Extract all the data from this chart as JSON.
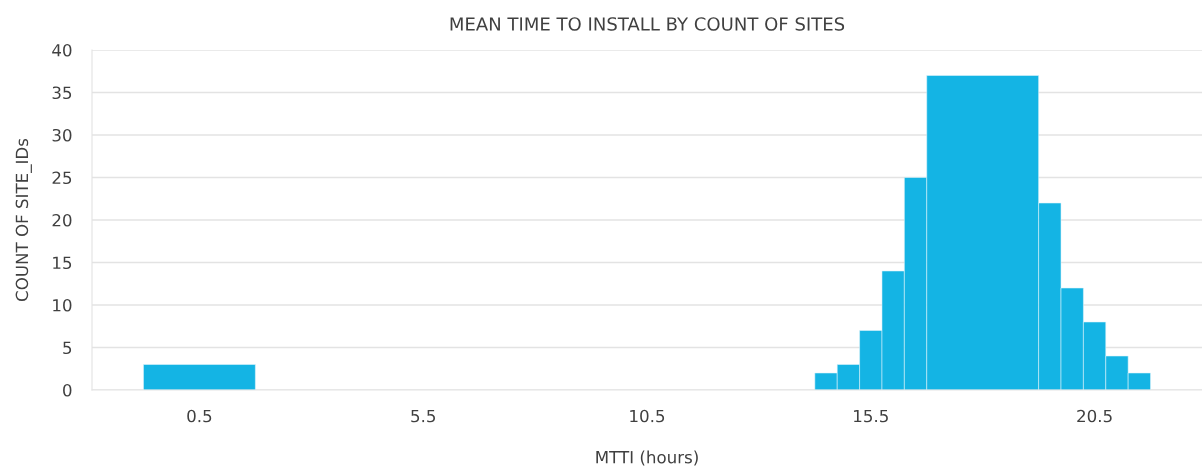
{
  "chart_data": {
    "type": "histogram",
    "title": "MEAN TIME TO INSTALL BY COUNT OF SITES",
    "xlabel": "MTTI (hours)",
    "ylabel": "COUNT OF SITE_IDs",
    "bins": [
      -0.75,
      1.75,
      14.25,
      14.75,
      15.25,
      15.75,
      16.25,
      16.75,
      19.25,
      19.75,
      20.25,
      20.75,
      21.25,
      21.75
    ],
    "values": [
      3,
      0,
      2,
      3,
      7,
      14,
      25,
      37,
      22,
      12,
      8,
      4,
      2
    ],
    "color": "#14b4e4",
    "xlim": [
      -1.9,
      22.9
    ],
    "xticks": [
      0.5,
      5.5,
      10.5,
      15.5,
      20.5
    ],
    "ylim": [
      0,
      40
    ],
    "yticks": [
      0,
      5,
      10,
      15,
      20,
      25,
      30,
      35,
      40
    ],
    "grid": "y",
    "legend": false
  }
}
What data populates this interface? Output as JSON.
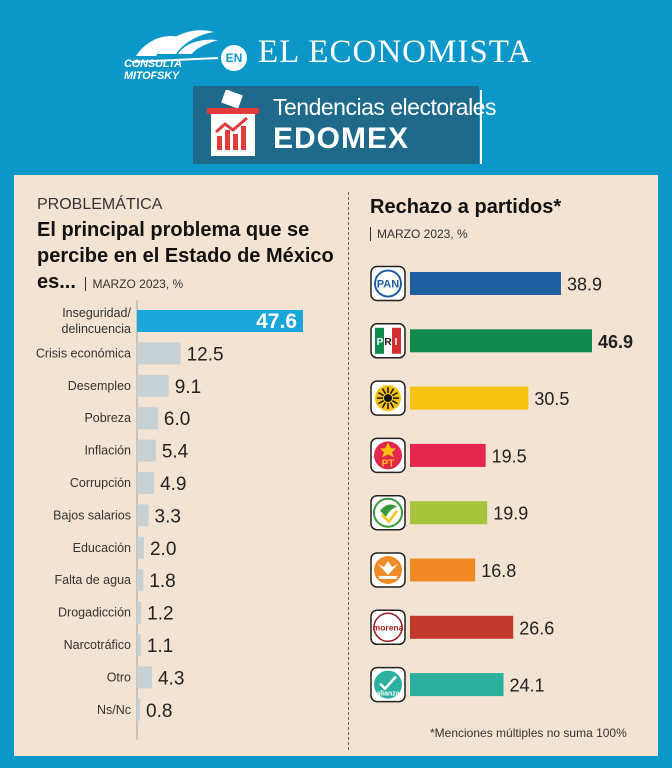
{
  "header": {
    "partner_name": "CONSULTA MITOFSKY",
    "connector": "EN",
    "brand": "EL ECONOMISTA",
    "section_line1": "Tendencias electorales",
    "section_line2": "EDOMEX"
  },
  "colors": {
    "frame": "#0b98c9",
    "background": "#f3e3d3",
    "highlight_bar": "#1aa6d9",
    "bar": "#c7d1d4"
  },
  "chart_data": [
    {
      "type": "bar",
      "orientation": "horizontal",
      "kicker": "PROBLEMÁTICA",
      "title": "El principal problema que se percibe en el Estado de México es...",
      "subtitle": "MARZO 2023, %",
      "categories": [
        "Inseguridad/\ndelincuencia",
        "Crisis económica",
        "Desempleo",
        "Pobreza",
        "Inflación",
        "Corrupción",
        "Bajos salarios",
        "Educación",
        "Falta de agua",
        "Drogadicción",
        "Narcotráfico",
        "Otro",
        "Ns/Nc"
      ],
      "values": [
        47.6,
        12.5,
        9.1,
        6.0,
        5.4,
        4.9,
        3.3,
        2.0,
        1.8,
        1.2,
        1.1,
        4.3,
        0.8
      ],
      "value_labels": [
        "47.6",
        "12.5",
        "9.1",
        "6.0",
        "5.4",
        "4.9",
        "3.3",
        "2.0",
        "1.8",
        "1.2",
        "1.1",
        "4.3",
        "0.8"
      ],
      "highlight_index": 0,
      "xlim": [
        0,
        47.6
      ],
      "grid": false
    },
    {
      "type": "bar",
      "orientation": "horizontal",
      "title": "Rechazo a partidos*",
      "subtitle": "MARZO 2023, %",
      "categories": [
        "PAN",
        "PRI",
        "PRD",
        "PT",
        "PVEM",
        "MC",
        "morena",
        "alianza"
      ],
      "values": [
        38.9,
        46.9,
        30.5,
        19.5,
        19.9,
        16.8,
        26.6,
        24.1
      ],
      "value_labels": [
        "38.9",
        "46.9",
        "30.5",
        "19.5",
        "19.9",
        "16.8",
        "26.6",
        "24.1"
      ],
      "bar_colors": [
        "#1f5fa0",
        "#0f8a4c",
        "#f7c313",
        "#e5264c",
        "#a6c43c",
        "#f08a24",
        "#c0392b",
        "#2bb0a0"
      ],
      "bold_index": 1,
      "xlim": [
        0,
        46.9
      ],
      "grid": false,
      "footnote": "*Menciones múltiples no suma 100%"
    }
  ]
}
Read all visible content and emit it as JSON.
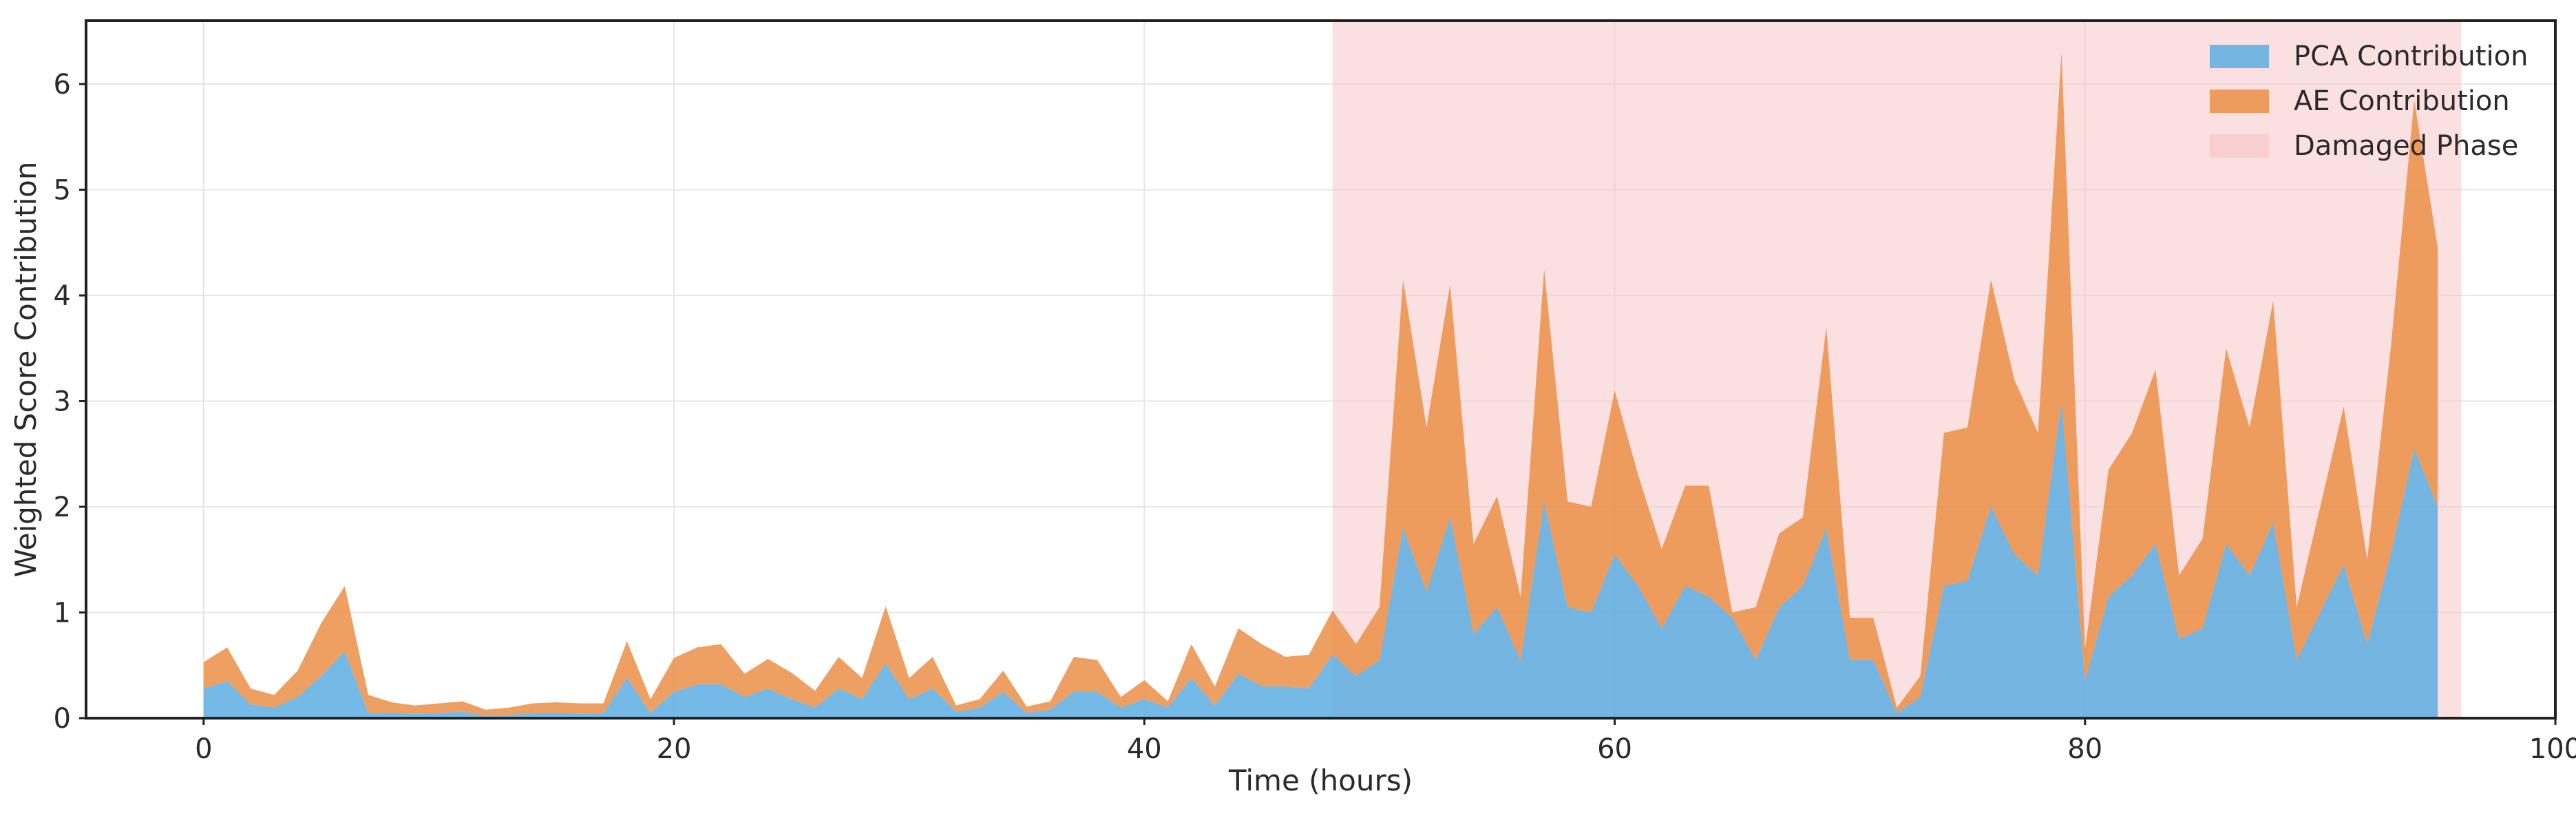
{
  "chart_data": {
    "type": "area",
    "stacked": true,
    "title": "",
    "xlabel": "Time (hours)",
    "ylabel": "Weighted Score Contribution",
    "xlim": [
      -5,
      100
    ],
    "ylim": [
      0,
      6.6
    ],
    "xticks": [
      0,
      20,
      40,
      60,
      80,
      100
    ],
    "yticks": [
      0,
      1,
      2,
      3,
      4,
      5,
      6
    ],
    "grid": true,
    "legend_position": "top-right",
    "x": [
      0,
      1,
      2,
      3,
      4,
      5,
      6,
      7,
      8,
      9,
      10,
      11,
      12,
      13,
      14,
      15,
      16,
      17,
      18,
      19,
      20,
      21,
      22,
      23,
      24,
      25,
      26,
      27,
      28,
      29,
      30,
      31,
      32,
      33,
      34,
      35,
      36,
      37,
      38,
      39,
      40,
      41,
      42,
      43,
      44,
      45,
      46,
      47,
      48,
      49,
      50,
      51,
      52,
      53,
      54,
      55,
      56,
      57,
      58,
      59,
      60,
      61,
      62,
      63,
      64,
      65,
      66,
      67,
      68,
      69,
      70,
      71,
      72,
      73,
      74,
      75,
      76,
      77,
      78,
      79,
      80,
      81,
      82,
      83,
      84,
      85,
      86,
      87,
      88,
      89,
      90,
      91,
      92,
      93,
      94,
      95
    ],
    "series": [
      {
        "name": "PCA Contribution",
        "color": "#5dade2",
        "values": [
          0.28,
          0.35,
          0.13,
          0.1,
          0.2,
          0.4,
          0.63,
          0.05,
          0.05,
          0.04,
          0.05,
          0.06,
          0.02,
          0.03,
          0.05,
          0.05,
          0.04,
          0.05,
          0.38,
          0.05,
          0.25,
          0.32,
          0.32,
          0.2,
          0.28,
          0.18,
          0.1,
          0.28,
          0.18,
          0.52,
          0.18,
          0.28,
          0.06,
          0.1,
          0.25,
          0.05,
          0.08,
          0.25,
          0.25,
          0.1,
          0.18,
          0.1,
          0.38,
          0.12,
          0.42,
          0.3,
          0.3,
          0.28,
          0.6,
          0.4,
          0.55,
          1.8,
          1.2,
          1.9,
          0.8,
          1.05,
          0.55,
          2.05,
          1.05,
          1.0,
          1.55,
          1.25,
          0.85,
          1.25,
          1.15,
          0.95,
          0.55,
          1.05,
          1.25,
          1.8,
          0.55,
          0.55,
          0.05,
          0.2,
          1.25,
          1.3,
          2.0,
          1.55,
          1.35,
          3.0,
          0.35,
          1.15,
          1.35,
          1.65,
          0.75,
          0.85,
          1.65,
          1.35,
          1.85,
          0.55,
          1.0,
          1.45,
          0.7,
          1.55,
          2.55,
          2.0
        ]
      },
      {
        "name": "AE Contribution",
        "color": "#eb8f47",
        "values": [
          0.25,
          0.32,
          0.15,
          0.12,
          0.25,
          0.5,
          0.62,
          0.17,
          0.1,
          0.08,
          0.09,
          0.1,
          0.06,
          0.07,
          0.09,
          0.1,
          0.1,
          0.09,
          0.35,
          0.13,
          0.32,
          0.35,
          0.38,
          0.22,
          0.28,
          0.25,
          0.16,
          0.3,
          0.2,
          0.54,
          0.2,
          0.3,
          0.06,
          0.08,
          0.2,
          0.06,
          0.08,
          0.33,
          0.3,
          0.1,
          0.18,
          0.06,
          0.32,
          0.18,
          0.43,
          0.4,
          0.28,
          0.32,
          0.42,
          0.3,
          0.5,
          2.35,
          1.55,
          2.2,
          0.85,
          1.05,
          0.6,
          2.2,
          1.0,
          1.0,
          1.55,
          1.05,
          0.75,
          0.95,
          1.05,
          0.05,
          0.5,
          0.7,
          0.65,
          1.9,
          0.4,
          0.4,
          0.05,
          0.2,
          1.45,
          1.45,
          2.15,
          1.65,
          1.35,
          3.3,
          0.3,
          1.2,
          1.35,
          1.65,
          0.6,
          0.85,
          1.85,
          1.4,
          2.1,
          0.5,
          1.0,
          1.5,
          0.8,
          1.95,
          3.3,
          2.45
        ]
      }
    ],
    "shaded_region": {
      "name": "Damaged Phase",
      "x_start": 48,
      "x_end": 96,
      "color": "#f7c6c9"
    }
  }
}
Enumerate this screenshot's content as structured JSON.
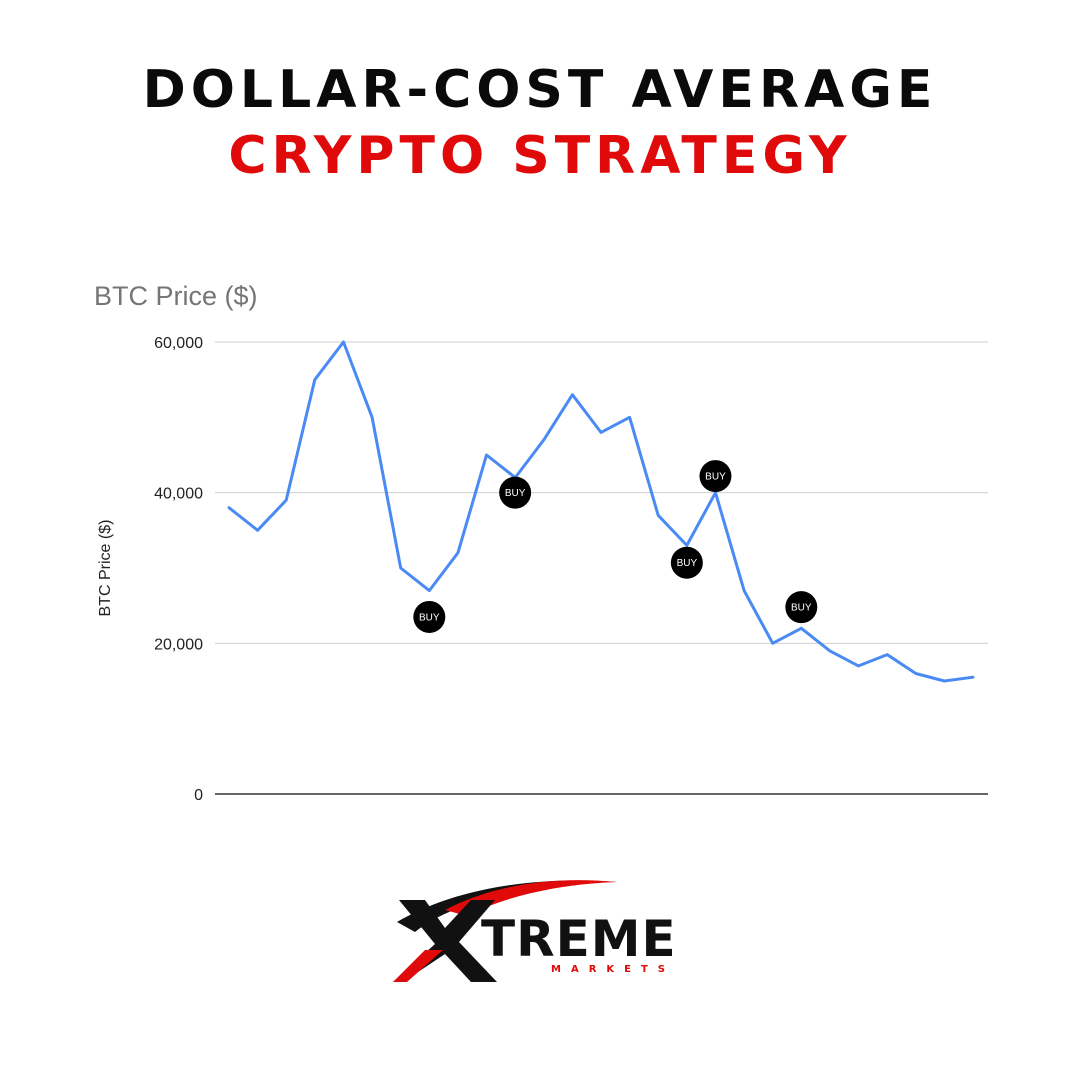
{
  "headline": {
    "line1": "DOLLAR-COST AVERAGE",
    "line2": "CRYPTO STRATEGY",
    "line1_color": "#0a0a0a",
    "line2_color": "#e00a0a"
  },
  "chart_data": {
    "type": "line",
    "title": "BTC Price ($)",
    "xlabel": "",
    "ylabel": "BTC Price ($)",
    "ylim": [
      0,
      60000
    ],
    "yticks": [
      "0",
      "20,000",
      "40,000",
      "60,000"
    ],
    "ytick_values": [
      0,
      20000,
      40000,
      60000
    ],
    "grid": true,
    "legend": "none",
    "series": [
      {
        "values": [
          38000,
          35000,
          39000,
          55000,
          60000,
          50000,
          30000,
          27000,
          32000,
          45000,
          42000,
          47000,
          53000,
          48000,
          50000,
          37000,
          33000,
          40000,
          27000,
          20000,
          22000,
          19000,
          17000,
          18500,
          16000,
          15000,
          15500
        ],
        "color": "#4a8af4"
      }
    ],
    "annotations": [
      {
        "label": "BUY",
        "index": 7,
        "y": 23500
      },
      {
        "label": "BUY",
        "index": 10,
        "y": 40000
      },
      {
        "label": "BUY",
        "index": 16,
        "y": 30700
      },
      {
        "label": "BUY",
        "index": 17,
        "y": 42200
      },
      {
        "label": "BUY",
        "index": 20,
        "y": 24800
      }
    ]
  },
  "logo": {
    "text": "TREME",
    "subtext": "MARKETS",
    "accent": "#e00a0a"
  }
}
+--
Copy every line above that holds the word "JSON".

* [RESPONSE BELOW]:
Extract all the data from this chart as JSON.
What data populates this interface? Output as JSON.
Read all visible content and emit it as JSON.
Enumerate this screenshot's content as structured JSON.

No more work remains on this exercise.